**GIVEN REQUEST**: Send back the entries below exactly as they appear.

**Data items**:
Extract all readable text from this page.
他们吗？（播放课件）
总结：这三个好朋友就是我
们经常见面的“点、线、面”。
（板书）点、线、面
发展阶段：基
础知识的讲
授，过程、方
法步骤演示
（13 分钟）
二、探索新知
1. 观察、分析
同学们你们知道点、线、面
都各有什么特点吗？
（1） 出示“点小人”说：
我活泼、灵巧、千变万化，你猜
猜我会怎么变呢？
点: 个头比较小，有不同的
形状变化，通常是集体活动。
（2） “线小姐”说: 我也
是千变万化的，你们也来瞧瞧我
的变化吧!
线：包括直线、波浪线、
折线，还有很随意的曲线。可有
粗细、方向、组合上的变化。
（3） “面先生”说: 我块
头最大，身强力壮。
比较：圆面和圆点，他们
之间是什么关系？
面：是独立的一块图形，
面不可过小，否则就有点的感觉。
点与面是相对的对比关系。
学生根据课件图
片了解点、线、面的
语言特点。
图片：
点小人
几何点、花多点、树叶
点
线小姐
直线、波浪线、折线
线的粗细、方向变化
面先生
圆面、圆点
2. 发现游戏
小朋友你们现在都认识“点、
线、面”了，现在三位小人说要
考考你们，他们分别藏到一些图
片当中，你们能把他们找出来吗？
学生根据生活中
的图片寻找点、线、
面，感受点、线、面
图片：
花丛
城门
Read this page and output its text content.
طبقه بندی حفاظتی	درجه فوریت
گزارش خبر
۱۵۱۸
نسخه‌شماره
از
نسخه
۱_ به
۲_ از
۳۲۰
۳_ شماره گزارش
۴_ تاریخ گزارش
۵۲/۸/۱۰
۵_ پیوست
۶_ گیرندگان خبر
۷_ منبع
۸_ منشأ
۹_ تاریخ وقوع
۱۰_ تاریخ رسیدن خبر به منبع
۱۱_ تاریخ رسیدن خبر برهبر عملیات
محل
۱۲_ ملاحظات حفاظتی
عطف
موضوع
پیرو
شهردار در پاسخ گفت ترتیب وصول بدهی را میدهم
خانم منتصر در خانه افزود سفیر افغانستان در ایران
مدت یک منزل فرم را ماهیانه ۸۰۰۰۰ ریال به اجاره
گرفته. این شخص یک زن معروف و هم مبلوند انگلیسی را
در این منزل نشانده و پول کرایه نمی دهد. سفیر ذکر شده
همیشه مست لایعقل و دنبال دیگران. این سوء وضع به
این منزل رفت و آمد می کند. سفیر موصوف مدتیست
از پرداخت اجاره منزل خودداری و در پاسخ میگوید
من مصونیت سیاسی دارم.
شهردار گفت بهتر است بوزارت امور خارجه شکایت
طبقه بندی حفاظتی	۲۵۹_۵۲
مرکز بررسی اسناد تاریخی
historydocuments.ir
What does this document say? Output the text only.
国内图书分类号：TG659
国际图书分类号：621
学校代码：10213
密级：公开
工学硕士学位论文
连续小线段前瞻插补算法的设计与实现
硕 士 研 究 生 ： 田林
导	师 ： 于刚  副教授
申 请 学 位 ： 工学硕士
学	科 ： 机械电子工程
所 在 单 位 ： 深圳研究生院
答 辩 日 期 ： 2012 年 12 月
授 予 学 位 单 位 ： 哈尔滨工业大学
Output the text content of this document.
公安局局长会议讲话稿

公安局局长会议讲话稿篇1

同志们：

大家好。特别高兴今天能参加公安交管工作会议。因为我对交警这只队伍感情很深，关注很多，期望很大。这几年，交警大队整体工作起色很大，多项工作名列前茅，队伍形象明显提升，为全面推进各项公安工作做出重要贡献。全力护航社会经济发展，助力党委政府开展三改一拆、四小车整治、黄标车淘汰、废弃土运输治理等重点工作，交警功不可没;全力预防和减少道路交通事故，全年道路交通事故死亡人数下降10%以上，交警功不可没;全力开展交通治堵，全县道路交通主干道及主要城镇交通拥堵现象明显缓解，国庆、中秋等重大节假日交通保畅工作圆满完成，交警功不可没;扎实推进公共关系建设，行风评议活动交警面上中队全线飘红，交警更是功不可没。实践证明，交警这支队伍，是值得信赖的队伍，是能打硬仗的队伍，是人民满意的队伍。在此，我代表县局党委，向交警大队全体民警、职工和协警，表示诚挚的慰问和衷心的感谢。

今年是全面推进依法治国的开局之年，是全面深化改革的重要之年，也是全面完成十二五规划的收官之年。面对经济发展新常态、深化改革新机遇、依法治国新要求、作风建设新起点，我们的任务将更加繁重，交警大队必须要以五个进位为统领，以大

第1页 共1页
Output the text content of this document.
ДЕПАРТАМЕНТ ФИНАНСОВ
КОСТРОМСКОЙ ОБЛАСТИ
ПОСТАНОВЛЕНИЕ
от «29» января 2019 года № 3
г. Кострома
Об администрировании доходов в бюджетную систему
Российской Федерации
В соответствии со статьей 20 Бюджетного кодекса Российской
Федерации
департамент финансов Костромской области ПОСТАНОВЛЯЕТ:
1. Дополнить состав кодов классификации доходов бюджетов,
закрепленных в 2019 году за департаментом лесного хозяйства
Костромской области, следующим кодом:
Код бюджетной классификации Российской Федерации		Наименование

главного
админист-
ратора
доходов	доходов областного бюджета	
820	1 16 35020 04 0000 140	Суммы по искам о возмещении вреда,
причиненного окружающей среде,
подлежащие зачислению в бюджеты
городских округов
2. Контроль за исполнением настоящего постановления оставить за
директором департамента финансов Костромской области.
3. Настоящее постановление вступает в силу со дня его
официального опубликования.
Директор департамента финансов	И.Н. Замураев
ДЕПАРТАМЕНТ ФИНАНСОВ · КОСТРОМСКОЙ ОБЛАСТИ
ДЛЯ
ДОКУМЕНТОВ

**FINISHED ANSWER**:
Extract all readable text from this page.
他们吗？（播放课件）
总结：这三个好朋友就是我
们经常见面的“点、线、面”。
（板书）点、线、面
发展阶段：基
础知识的讲
授，过程、方
法步骤演示
（13 分钟）
二、探索新知
1. 观察、分析
同学们你们知道点、线、面
都各有什么特点吗？
（1） 出示“点小人”说：
我活泼、灵巧、千变万化，你猜
猜我会怎么变呢？
点: 个头比较小，有不同的
形状变化，通常是集体活动。
（2） “线小姐”说: 我也
是千变万化的，你们也来瞧瞧我
的变化吧!
线：包括直线、波浪线、
折线，还有很随意的曲线。可有
粗细、方向、组合上的变化。
（3） “面先生”说: 我块
头最大，身强力壮。
比较：圆面和圆点，他们
之间是什么关系？
面：是独立的一块图形，
面不可过小，否则就有点的感觉。
点与面是相对的对比关系。
学生根据课件图
片了解点、线、面的
语言特点。
图片：
点小人
几何点、花多点、树叶
点
线小姐
直线、波浪线、折线
线的粗细、方向变化
面先生
圆面、圆点
2. 发现游戏
小朋友你们现在都认识“点、
线、面”了，现在三位小人说要
考考你们，他们分别藏到一些图
片当中，你们能把他们找出来吗？
学生根据生活中
的图片寻找点、线、
面，感受点、线、面
图片：
花丛
城门
Read this page and output its text content.
طبقه بندی حفاظتی	درجه فوریت
گزارش خبر
۱۵۱۸
نسخه‌شماره
از
نسخه
۱_ به
۲_ از
۳۲۰
۳_ شماره گزارش
۴_ تاریخ گزارش
۵۲/۸/۱۰
۵_ پیوست
۶_ گیرندگان خبر
۷_ منبع
۸_ منشأ
۹_ تاریخ وقوع
۱۰_ تاریخ رسیدن خبر به منبع
۱۱_ تاریخ رسیدن خبر برهبر عملیات
محل
۱۲_ ملاحظات حفاظتی
عطف
موضوع
پیرو
شهردار در پاسخ گفت ترتیب وصول بدهی را میدهم
خانم منتصر در خانه افزود سفیر افغانستان در ایران
مدت یک منزل فرم را ماهیانه ۸۰۰۰۰ ریال به اجاره
گرفته. این شخص یک زن معروف و هم مبلوند انگلیسی را
در این منزل نشانده و پول کرایه نمی دهد. سفیر ذکر شده
همیشه مست لایعقل و دنبال دیگران. این سوء وضع به
این منزل رفت و آمد می کند. سفیر موصوف مدتیست
از پرداخت اجاره منزل خودداری و در پاسخ میگوید
من مصونیت سیاسی دارم.
شهردار گفت بهتر است بوزارت امور خارجه شکایت
طبقه بندی حفاظتی	۲۵۹_۵۲
مرکز بررسی اسناد تاریخی
historydocuments.ir
What does this document say? Output the text only.
国内图书分类号：TG659
国际图书分类号：621
学校代码：10213
密级：公开
工学硕士学位论文
连续小线段前瞻插补算法的设计与实现
硕 士 研 究 生 ： 田林
导	师 ： 于刚  副教授
申 请 学 位 ： 工学硕士
学	科 ： 机械电子工程
所 在 单 位 ： 深圳研究生院
答 辩 日 期 ： 2012 年 12 月
授 予 学 位 单 位 ： 哈尔滨工业大学
Output the text content of this document.
公安局局长会议讲话稿

公安局局长会议讲话稿篇1

同志们：

大家好。特别高兴今天能参加公安交管工作会议。因为我对交警这只队伍感情很深，关注很多，期望很大。这几年，交警大队整体工作起色很大，多项工作名列前茅，队伍形象明显提升，为全面推进各项公安工作做出重要贡献。全力护航社会经济发展，助力党委政府开展三改一拆、四小车整治、黄标车淘汰、废弃土运输治理等重点工作，交警功不可没;全力预防和减少道路交通事故，全年道路交通事故死亡人数下降10%以上，交警功不可没;全力开展交通治堵，全县道路交通主干道及主要城镇交通拥堵现象明显缓解，国庆、中秋等重大节假日交通保畅工作圆满完成，交警功不可没;扎实推进公共关系建设，行风评议活动交警面上中队全线飘红，交警更是功不可没。实践证明，交警这支队伍，是值得信赖的队伍，是能打硬仗的队伍，是人民满意的队伍。在此，我代表县局党委，向交警大队全体民警、职工和协警，表示诚挚的慰问和衷心的感谢。

今年是全面推进依法治国的开局之年，是全面深化改革的重要之年，也是全面完成十二五规划的收官之年。面对经济发展新常态、深化改革新机遇、依法治国新要求、作风建设新起点，我们的任务将更加繁重，交警大队必须要以五个进位为统领，以大

第1页 共1页
Output the text content of this document.
ДЕПАРТАМЕНТ ФИНАНСОВ
КОСТРОМСКОЙ ОБЛАСТИ
ПОСТАНОВЛЕНИЕ
от «29» января 2019 года № 3
г. Кострома
Об администрировании доходов в бюджетную систему
Российской Федерации
В соответствии со статьей 20 Бюджетного кодекса Российской
Федерации
департамент финансов Костромской области ПОСТАНОВЛЯЕТ:
1. Дополнить состав кодов классификации доходов бюджетов,
закрепленных в 2019 году за департаментом лесного хозяйства
Костромской области, следующим кодом:
Код бюджетной классификации Российской Федерации		Наименование

главного
админист-
ратора
доходов	доходов областного бюджета	
820	1 16 35020 04 0000 140	Суммы по искам о возмещении вреда,
причиненного окружающей среде,
подлежащие зачислению в бюджеты
городских округов
2. Контроль за исполнением настоящего постановления оставить за
директором департамента финансов Костромской области.
3. Настоящее постановление вступает в силу со дня его
официального опубликования.
Директор департамента финансов	И.Н. Замураев
ДЕПАРТАМЕНТ ФИНАНСОВ · КОСТРОМСКОЙ ОБЛАСТИ
ДЛЯ
ДОКУМЕНТОВ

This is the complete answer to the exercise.